**What this task involves**
Set down the entries below once more, precisely as they stand.

**Excerpts from a dataset**

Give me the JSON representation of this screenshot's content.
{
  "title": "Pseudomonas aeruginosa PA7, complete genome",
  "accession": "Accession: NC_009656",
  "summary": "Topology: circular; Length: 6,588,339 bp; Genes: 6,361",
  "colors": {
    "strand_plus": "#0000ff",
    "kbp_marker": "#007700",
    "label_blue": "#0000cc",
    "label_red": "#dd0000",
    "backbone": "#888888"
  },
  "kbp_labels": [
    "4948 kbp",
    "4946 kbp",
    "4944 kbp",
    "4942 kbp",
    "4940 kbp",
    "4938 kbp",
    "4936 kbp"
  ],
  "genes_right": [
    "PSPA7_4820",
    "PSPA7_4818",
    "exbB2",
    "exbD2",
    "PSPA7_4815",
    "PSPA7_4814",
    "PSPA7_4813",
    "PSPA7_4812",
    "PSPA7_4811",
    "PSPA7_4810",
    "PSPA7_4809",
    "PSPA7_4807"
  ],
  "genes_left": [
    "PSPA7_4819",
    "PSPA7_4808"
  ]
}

**Output of the task**
Give me the JSON representation of this screenshot's content.
{
  "title": "Pseudomonas aeruginosa PA7, complete genome",
  "accession": "Accession: NC_009656",
  "summary": "Topology: circular; Length: 6,588,339 bp; Genes: 6,361",
  "colors": {
    "strand_plus": "#0000ff",
    "kbp_marker": "#007700",
    "label_blue": "#0000cc",
    "label_red": "#dd0000",
    "backbone": "#888888"
  },
  "kbp_labels": [
    "4948 kbp",
    "4946 kbp",
    "4944 kbp",
    "4942 kbp",
    "4940 kbp",
    "4938 kbp",
    "4936 kbp"
  ],
  "genes_right": [
    "PSPA7_4820",
    "PSPA7_4818",
    "exbB2",
    "exbD2",
    "PSPA7_4815",
    "PSPA7_4814",
    "PSPA7_4813",
    "PSPA7_4812",
    "PSPA7_4811",
    "PSPA7_4810",
    "PSPA7_4809",
    "PSPA7_4807"
  ],
  "genes_left": [
    "PSPA7_4819",
    "PSPA7_4808"
  ]
}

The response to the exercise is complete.